Dataset items:
* * * *

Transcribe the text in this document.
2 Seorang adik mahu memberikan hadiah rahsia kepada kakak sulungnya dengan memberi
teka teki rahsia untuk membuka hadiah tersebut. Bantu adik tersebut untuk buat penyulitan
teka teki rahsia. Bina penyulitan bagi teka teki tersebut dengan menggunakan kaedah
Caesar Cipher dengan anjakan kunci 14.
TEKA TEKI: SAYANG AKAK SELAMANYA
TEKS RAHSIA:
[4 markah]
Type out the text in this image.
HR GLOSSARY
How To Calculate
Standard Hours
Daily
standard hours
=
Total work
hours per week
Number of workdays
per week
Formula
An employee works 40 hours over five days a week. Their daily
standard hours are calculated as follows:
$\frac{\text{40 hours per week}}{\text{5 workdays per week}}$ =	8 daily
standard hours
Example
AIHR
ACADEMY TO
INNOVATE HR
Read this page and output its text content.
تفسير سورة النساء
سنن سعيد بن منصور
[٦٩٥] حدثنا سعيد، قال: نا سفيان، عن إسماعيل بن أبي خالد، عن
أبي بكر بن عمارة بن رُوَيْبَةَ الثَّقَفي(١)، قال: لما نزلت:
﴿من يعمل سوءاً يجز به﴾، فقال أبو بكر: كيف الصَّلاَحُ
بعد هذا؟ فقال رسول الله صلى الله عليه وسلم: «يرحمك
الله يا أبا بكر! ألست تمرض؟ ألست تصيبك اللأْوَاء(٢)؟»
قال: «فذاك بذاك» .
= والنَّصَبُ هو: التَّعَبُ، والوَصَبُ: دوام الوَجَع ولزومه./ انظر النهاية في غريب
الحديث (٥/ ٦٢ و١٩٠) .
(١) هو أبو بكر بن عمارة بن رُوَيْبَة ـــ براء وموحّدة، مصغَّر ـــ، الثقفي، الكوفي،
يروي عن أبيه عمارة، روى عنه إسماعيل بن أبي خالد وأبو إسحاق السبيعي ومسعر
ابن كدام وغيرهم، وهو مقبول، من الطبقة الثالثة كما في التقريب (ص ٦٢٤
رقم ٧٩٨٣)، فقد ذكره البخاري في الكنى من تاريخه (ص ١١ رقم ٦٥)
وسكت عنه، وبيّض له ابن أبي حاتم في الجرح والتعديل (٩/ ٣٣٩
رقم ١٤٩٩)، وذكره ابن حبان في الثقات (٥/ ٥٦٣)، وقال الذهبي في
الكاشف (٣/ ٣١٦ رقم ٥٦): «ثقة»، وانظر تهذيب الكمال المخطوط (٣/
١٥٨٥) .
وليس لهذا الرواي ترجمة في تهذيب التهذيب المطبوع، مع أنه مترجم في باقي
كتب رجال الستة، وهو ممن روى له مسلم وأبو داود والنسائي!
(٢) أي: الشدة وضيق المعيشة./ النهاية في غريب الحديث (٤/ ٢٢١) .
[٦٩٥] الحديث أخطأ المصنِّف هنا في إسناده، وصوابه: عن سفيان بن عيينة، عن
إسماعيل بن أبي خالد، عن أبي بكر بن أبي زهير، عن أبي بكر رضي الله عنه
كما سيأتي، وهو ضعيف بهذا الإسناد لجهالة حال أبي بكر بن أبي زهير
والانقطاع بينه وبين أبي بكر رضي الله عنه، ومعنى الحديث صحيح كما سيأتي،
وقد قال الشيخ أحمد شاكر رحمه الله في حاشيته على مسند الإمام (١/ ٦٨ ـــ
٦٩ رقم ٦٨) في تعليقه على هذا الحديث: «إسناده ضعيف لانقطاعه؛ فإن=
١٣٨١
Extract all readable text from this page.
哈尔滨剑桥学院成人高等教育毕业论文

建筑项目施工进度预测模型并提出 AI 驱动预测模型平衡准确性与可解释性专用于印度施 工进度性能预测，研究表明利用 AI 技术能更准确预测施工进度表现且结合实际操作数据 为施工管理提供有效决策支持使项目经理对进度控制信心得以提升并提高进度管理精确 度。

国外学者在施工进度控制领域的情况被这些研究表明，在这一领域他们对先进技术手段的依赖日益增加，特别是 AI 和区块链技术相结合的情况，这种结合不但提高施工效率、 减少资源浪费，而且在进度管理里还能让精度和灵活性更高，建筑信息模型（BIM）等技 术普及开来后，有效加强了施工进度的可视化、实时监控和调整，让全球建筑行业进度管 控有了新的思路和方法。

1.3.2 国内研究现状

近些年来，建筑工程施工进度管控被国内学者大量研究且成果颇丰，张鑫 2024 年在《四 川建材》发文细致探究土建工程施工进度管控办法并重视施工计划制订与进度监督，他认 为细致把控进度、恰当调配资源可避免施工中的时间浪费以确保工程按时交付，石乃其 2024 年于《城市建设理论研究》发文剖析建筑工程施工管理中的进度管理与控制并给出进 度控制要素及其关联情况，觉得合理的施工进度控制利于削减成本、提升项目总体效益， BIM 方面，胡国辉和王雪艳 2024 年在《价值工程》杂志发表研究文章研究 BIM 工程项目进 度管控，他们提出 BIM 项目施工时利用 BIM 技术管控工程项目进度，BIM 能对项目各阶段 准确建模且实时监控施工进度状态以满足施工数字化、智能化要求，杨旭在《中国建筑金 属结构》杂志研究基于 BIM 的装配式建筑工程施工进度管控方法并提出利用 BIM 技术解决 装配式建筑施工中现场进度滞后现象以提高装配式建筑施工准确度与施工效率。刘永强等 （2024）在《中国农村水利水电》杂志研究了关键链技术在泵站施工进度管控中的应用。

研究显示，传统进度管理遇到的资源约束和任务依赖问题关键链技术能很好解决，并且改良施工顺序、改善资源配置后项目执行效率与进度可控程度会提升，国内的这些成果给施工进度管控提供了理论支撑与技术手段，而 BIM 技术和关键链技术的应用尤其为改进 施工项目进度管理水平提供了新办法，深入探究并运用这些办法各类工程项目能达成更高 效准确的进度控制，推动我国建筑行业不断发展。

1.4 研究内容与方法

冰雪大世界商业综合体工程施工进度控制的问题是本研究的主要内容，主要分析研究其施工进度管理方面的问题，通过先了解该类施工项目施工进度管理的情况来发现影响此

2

* * * *

Retype all of the entries precisely as they are.

Transcribe the text in this document.
2 Seorang adik mahu memberikan hadiah rahsia kepada kakak sulungnya dengan memberi
teka teki rahsia untuk membuka hadiah tersebut. Bantu adik tersebut untuk buat penyulitan
teka teki rahsia. Bina penyulitan bagi teka teki tersebut dengan menggunakan kaedah
Caesar Cipher dengan anjakan kunci 14.
TEKA TEKI: SAYANG AKAK SELAMANYA
TEKS RAHSIA:
[4 markah]
Type out the text in this image.
HR GLOSSARY
How To Calculate
Standard Hours
Daily
standard hours
=
Total work
hours per week
Number of workdays
per week
Formula
An employee works 40 hours over five days a week. Their daily
standard hours are calculated as follows:
$\frac{\text{40 hours per week}}{\text{5 workdays per week}}$ =	8 daily
standard hours
Example
AIHR
ACADEMY TO
INNOVATE HR
Read this page and output its text content.
تفسير سورة النساء
سنن سعيد بن منصور
[٦٩٥] حدثنا سعيد، قال: نا سفيان، عن إسماعيل بن أبي خالد، عن
أبي بكر بن عمارة بن رُوَيْبَةَ الثَّقَفي(١)، قال: لما نزلت:
﴿من يعمل سوءاً يجز به﴾، فقال أبو بكر: كيف الصَّلاَحُ
بعد هذا؟ فقال رسول الله صلى الله عليه وسلم: «يرحمك
الله يا أبا بكر! ألست تمرض؟ ألست تصيبك اللأْوَاء(٢)؟»
قال: «فذاك بذاك» .
= والنَّصَبُ هو: التَّعَبُ، والوَصَبُ: دوام الوَجَع ولزومه./ انظر النهاية في غريب
الحديث (٥/ ٦٢ و١٩٠) .
(١) هو أبو بكر بن عمارة بن رُوَيْبَة ـــ براء وموحّدة، مصغَّر ـــ، الثقفي، الكوفي،
يروي عن أبيه عمارة، روى عنه إسماعيل بن أبي خالد وأبو إسحاق السبيعي ومسعر
ابن كدام وغيرهم، وهو مقبول، من الطبقة الثالثة كما في التقريب (ص ٦٢٤
رقم ٧٩٨٣)، فقد ذكره البخاري في الكنى من تاريخه (ص ١١ رقم ٦٥)
وسكت عنه، وبيّض له ابن أبي حاتم في الجرح والتعديل (٩/ ٣٣٩
رقم ١٤٩٩)، وذكره ابن حبان في الثقات (٥/ ٥٦٣)، وقال الذهبي في
الكاشف (٣/ ٣١٦ رقم ٥٦): «ثقة»، وانظر تهذيب الكمال المخطوط (٣/
١٥٨٥) .
وليس لهذا الرواي ترجمة في تهذيب التهذيب المطبوع، مع أنه مترجم في باقي
كتب رجال الستة، وهو ممن روى له مسلم وأبو داود والنسائي!
(٢) أي: الشدة وضيق المعيشة./ النهاية في غريب الحديث (٤/ ٢٢١) .
[٦٩٥] الحديث أخطأ المصنِّف هنا في إسناده، وصوابه: عن سفيان بن عيينة، عن
إسماعيل بن أبي خالد، عن أبي بكر بن أبي زهير، عن أبي بكر رضي الله عنه
كما سيأتي، وهو ضعيف بهذا الإسناد لجهالة حال أبي بكر بن أبي زهير
والانقطاع بينه وبين أبي بكر رضي الله عنه، ومعنى الحديث صحيح كما سيأتي،
وقد قال الشيخ أحمد شاكر رحمه الله في حاشيته على مسند الإمام (١/ ٦٨ ـــ
٦٩ رقم ٦٨) في تعليقه على هذا الحديث: «إسناده ضعيف لانقطاعه؛ فإن=
١٣٨١
Extract all readable text from this page.
哈尔滨剑桥学院成人高等教育毕业论文

建筑项目施工进度预测模型并提出 AI 驱动预测模型平衡准确性与可解释性专用于印度施 工进度性能预测，研究表明利用 AI 技术能更准确预测施工进度表现且结合实际操作数据 为施工管理提供有效决策支持使项目经理对进度控制信心得以提升并提高进度管理精确 度。

国外学者在施工进度控制领域的情况被这些研究表明，在这一领域他们对先进技术手段的依赖日益增加，特别是 AI 和区块链技术相结合的情况，这种结合不但提高施工效率、 减少资源浪费，而且在进度管理里还能让精度和灵活性更高，建筑信息模型（BIM）等技 术普及开来后，有效加强了施工进度的可视化、实时监控和调整，让全球建筑行业进度管 控有了新的思路和方法。

1.3.2 国内研究现状

近些年来，建筑工程施工进度管控被国内学者大量研究且成果颇丰，张鑫 2024 年在《四 川建材》发文细致探究土建工程施工进度管控办法并重视施工计划制订与进度监督，他认 为细致把控进度、恰当调配资源可避免施工中的时间浪费以确保工程按时交付，石乃其 2024 年于《城市建设理论研究》发文剖析建筑工程施工管理中的进度管理与控制并给出进 度控制要素及其关联情况，觉得合理的施工进度控制利于削减成本、提升项目总体效益， BIM 方面，胡国辉和王雪艳 2024 年在《价值工程》杂志发表研究文章研究 BIM 工程项目进 度管控，他们提出 BIM 项目施工时利用 BIM 技术管控工程项目进度，BIM 能对项目各阶段 准确建模且实时监控施工进度状态以满足施工数字化、智能化要求，杨旭在《中国建筑金 属结构》杂志研究基于 BIM 的装配式建筑工程施工进度管控方法并提出利用 BIM 技术解决 装配式建筑施工中现场进度滞后现象以提高装配式建筑施工准确度与施工效率。刘永强等 （2024）在《中国农村水利水电》杂志研究了关键链技术在泵站施工进度管控中的应用。

研究显示，传统进度管理遇到的资源约束和任务依赖问题关键链技术能很好解决，并且改良施工顺序、改善资源配置后项目执行效率与进度可控程度会提升，国内的这些成果给施工进度管控提供了理论支撑与技术手段，而 BIM 技术和关键链技术的应用尤其为改进 施工项目进度管理水平提供了新办法，深入探究并运用这些办法各类工程项目能达成更高 效准确的进度控制，推动我国建筑行业不断发展。

1.4 研究内容与方法

冰雪大世界商业综合体工程施工进度控制的问题是本研究的主要内容，主要分析研究其施工进度管理方面的问题，通过先了解该类施工项目施工进度管理的情况来发现影响此

2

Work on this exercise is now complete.